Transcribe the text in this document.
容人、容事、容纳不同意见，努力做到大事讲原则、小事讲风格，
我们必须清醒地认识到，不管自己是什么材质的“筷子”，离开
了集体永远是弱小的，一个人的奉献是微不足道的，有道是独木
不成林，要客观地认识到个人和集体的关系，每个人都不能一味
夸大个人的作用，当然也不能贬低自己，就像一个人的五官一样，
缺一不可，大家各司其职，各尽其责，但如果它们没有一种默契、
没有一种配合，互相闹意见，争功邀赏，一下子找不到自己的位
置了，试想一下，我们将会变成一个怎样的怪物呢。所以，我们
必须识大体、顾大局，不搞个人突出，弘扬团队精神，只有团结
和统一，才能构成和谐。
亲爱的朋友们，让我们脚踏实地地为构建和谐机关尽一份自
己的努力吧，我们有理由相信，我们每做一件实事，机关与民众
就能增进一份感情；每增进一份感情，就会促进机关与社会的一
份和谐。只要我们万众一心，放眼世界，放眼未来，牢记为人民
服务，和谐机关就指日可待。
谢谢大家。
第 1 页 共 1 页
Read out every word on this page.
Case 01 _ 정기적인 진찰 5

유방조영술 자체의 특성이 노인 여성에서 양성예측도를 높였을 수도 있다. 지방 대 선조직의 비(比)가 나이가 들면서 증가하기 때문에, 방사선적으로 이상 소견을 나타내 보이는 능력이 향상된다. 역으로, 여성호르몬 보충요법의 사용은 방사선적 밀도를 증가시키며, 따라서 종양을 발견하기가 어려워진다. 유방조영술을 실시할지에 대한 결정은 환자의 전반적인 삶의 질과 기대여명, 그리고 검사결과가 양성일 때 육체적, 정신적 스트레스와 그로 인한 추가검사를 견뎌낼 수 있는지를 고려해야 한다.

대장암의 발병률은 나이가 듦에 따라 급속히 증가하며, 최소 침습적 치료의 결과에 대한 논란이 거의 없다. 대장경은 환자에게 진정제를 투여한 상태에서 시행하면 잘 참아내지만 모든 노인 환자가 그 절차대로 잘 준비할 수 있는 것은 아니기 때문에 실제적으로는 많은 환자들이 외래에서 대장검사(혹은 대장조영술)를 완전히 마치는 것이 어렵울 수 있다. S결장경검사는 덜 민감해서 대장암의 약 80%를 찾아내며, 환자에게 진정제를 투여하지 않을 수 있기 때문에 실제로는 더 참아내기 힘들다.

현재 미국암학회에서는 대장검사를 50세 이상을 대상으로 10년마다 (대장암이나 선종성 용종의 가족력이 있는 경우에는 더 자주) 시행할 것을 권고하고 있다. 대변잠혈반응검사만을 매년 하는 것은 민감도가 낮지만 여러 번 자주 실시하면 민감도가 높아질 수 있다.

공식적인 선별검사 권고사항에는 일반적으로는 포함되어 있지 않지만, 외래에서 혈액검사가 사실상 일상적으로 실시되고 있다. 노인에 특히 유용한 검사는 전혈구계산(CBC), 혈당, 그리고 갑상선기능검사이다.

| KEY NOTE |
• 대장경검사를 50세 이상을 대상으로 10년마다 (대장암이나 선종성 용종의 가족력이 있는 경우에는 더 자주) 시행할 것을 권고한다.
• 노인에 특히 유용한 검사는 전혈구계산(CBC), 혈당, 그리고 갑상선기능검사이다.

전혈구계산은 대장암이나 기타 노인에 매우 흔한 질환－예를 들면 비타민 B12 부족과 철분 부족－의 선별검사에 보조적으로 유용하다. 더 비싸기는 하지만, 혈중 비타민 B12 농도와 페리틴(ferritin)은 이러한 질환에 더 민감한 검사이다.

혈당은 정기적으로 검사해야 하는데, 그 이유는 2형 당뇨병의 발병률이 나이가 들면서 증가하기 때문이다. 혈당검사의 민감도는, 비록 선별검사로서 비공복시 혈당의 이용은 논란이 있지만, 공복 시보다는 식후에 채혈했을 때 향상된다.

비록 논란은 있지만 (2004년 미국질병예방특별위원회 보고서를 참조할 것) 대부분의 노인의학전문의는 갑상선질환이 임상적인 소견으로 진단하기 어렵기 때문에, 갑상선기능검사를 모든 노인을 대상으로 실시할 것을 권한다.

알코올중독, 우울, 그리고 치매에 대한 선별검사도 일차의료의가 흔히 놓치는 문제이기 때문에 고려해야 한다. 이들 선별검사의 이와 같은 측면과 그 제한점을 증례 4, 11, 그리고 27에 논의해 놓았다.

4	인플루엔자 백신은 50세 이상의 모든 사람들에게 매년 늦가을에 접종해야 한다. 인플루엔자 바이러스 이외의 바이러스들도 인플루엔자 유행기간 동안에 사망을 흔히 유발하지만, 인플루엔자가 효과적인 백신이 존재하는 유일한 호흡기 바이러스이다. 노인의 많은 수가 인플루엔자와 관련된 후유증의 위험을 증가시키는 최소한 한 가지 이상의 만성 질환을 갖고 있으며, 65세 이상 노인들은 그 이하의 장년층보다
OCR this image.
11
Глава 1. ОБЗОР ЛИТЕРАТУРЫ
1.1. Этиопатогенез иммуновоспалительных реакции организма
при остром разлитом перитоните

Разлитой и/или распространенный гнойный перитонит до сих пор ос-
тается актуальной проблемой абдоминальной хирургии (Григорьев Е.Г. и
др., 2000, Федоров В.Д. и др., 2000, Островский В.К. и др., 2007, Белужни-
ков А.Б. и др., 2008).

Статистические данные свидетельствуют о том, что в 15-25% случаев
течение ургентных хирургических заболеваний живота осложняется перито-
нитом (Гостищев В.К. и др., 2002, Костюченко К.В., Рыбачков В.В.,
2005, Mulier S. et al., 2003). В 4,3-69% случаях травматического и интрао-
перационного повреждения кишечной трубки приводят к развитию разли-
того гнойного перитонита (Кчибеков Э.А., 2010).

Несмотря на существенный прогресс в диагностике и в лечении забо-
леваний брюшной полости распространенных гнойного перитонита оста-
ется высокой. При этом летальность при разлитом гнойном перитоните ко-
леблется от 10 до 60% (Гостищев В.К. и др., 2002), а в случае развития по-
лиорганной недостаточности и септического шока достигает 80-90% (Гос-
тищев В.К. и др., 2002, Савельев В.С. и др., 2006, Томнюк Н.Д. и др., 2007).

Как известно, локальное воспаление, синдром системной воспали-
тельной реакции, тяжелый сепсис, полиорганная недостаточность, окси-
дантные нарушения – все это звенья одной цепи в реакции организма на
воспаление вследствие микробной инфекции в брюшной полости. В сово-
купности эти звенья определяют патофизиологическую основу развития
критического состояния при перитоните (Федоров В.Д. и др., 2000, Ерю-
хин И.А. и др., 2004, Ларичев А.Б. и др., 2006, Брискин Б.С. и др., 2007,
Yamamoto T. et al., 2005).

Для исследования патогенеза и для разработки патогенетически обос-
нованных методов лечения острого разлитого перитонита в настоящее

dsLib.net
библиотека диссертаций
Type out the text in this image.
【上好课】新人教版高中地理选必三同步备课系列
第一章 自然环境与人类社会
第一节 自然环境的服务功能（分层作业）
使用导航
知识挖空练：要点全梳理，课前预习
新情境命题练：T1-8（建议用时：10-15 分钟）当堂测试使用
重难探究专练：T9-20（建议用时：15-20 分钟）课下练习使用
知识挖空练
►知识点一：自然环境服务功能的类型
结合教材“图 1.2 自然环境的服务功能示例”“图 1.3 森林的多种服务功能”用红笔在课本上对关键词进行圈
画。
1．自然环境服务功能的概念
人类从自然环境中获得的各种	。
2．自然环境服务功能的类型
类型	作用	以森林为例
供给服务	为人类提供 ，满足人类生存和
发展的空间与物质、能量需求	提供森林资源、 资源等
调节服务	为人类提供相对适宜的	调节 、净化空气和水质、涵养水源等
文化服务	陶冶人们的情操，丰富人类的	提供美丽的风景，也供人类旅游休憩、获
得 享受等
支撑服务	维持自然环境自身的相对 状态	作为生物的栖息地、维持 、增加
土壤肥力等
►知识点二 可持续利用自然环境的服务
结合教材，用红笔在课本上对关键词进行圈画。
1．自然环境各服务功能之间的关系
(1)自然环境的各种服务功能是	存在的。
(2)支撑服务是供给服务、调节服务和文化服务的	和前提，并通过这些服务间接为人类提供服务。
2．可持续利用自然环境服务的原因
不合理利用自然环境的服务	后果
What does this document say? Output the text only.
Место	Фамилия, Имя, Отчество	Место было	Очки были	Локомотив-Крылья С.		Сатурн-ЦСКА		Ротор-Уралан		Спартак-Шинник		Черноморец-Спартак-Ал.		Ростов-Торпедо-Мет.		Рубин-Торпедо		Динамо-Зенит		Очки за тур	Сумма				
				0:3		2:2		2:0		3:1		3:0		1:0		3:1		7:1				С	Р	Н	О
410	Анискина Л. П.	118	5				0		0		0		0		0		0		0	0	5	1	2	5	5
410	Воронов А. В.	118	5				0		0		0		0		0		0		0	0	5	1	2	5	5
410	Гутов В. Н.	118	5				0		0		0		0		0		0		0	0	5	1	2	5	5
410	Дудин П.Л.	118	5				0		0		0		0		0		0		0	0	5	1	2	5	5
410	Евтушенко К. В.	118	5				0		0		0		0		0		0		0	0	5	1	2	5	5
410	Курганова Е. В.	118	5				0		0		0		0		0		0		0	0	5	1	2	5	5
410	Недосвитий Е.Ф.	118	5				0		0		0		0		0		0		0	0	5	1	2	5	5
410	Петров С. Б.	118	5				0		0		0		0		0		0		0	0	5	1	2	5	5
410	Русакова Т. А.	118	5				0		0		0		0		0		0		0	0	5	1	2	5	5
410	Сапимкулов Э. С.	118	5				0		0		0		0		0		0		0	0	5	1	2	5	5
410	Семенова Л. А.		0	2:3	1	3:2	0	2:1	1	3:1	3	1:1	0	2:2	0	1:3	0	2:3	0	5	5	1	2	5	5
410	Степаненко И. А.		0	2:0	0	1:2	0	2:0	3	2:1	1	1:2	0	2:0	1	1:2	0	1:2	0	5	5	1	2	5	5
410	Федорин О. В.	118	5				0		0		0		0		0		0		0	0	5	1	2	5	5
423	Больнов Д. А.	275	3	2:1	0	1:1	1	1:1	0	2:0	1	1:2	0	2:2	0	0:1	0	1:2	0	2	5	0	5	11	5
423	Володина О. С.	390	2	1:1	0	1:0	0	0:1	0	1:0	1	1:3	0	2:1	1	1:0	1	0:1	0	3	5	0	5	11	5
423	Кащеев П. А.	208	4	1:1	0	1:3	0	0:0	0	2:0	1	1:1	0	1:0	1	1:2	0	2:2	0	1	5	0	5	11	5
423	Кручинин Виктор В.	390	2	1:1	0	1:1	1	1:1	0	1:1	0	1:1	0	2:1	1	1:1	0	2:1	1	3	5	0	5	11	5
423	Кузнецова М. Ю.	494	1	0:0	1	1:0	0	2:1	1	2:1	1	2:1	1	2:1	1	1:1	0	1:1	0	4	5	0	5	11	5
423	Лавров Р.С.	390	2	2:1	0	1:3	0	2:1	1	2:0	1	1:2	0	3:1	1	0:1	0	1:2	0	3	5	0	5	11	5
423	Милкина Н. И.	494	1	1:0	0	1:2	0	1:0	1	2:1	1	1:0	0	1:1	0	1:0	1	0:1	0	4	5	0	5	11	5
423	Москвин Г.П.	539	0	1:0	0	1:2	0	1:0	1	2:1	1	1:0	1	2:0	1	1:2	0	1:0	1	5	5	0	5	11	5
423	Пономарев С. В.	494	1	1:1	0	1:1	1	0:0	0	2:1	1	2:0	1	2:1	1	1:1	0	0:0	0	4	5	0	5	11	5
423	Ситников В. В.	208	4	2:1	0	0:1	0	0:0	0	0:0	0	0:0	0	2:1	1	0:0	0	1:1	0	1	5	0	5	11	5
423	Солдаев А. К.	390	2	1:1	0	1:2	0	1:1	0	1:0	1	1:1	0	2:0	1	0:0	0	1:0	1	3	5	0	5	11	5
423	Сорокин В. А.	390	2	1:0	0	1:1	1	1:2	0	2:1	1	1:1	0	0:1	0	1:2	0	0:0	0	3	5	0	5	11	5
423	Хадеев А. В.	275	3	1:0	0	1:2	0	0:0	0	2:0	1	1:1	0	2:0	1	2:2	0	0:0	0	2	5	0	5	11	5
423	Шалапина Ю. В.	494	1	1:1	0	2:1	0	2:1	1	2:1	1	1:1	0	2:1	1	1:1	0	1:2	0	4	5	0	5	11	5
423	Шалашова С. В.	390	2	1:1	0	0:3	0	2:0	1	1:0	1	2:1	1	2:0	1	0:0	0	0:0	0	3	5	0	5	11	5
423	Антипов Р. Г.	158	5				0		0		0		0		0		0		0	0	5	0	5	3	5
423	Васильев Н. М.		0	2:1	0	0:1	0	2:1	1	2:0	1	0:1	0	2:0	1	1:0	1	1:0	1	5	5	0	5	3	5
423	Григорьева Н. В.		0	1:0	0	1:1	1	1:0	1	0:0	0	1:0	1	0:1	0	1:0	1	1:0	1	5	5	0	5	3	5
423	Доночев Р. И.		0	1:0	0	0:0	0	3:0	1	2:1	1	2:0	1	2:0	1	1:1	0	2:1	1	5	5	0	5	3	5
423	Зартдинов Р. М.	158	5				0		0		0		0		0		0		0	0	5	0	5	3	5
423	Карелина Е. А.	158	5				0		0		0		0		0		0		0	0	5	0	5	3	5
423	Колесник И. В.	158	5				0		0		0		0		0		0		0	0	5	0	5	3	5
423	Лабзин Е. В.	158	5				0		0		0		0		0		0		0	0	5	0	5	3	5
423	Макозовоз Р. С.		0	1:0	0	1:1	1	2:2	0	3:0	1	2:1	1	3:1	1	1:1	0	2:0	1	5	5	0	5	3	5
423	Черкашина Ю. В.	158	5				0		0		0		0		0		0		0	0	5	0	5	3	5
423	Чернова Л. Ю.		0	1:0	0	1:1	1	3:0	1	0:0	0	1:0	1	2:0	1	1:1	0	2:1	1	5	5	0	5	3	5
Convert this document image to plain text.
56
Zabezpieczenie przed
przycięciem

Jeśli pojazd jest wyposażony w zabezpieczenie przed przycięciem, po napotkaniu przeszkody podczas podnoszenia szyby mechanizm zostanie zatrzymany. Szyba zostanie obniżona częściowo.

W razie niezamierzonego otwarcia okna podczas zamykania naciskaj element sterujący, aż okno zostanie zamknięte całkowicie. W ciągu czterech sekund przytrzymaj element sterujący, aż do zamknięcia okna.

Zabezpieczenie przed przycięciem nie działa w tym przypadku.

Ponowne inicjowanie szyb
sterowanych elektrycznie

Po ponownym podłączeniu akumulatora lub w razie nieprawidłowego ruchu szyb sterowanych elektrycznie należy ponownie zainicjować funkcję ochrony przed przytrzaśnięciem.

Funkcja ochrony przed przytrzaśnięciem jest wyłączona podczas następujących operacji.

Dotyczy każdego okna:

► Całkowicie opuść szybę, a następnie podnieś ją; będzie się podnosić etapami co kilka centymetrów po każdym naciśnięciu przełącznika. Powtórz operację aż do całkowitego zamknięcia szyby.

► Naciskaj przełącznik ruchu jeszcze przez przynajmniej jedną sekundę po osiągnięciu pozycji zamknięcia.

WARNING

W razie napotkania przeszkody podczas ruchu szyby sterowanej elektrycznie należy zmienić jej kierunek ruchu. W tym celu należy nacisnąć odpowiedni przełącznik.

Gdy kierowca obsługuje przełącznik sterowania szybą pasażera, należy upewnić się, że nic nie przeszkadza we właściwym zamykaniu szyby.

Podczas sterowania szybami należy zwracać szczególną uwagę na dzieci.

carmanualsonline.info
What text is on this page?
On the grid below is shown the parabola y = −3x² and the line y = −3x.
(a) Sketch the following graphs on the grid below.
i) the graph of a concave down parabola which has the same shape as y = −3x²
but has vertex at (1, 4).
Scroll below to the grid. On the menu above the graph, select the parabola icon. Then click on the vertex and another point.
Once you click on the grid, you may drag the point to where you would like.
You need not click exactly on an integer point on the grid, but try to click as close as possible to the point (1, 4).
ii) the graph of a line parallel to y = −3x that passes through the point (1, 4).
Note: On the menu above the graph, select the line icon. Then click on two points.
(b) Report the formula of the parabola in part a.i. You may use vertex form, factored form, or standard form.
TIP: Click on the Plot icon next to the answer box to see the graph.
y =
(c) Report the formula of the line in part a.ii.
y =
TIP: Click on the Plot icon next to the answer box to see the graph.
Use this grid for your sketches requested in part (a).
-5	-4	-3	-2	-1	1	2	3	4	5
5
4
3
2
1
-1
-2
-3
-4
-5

TASK TO CARRY OUT – Report each line in the preceding entries that holds the string "text".

TASK ANSWER –
Transcribe the text in this document.
Type out the text in this image.
What does this document say? Output the text only.
Convert this document image to plain text.
What text is on this page?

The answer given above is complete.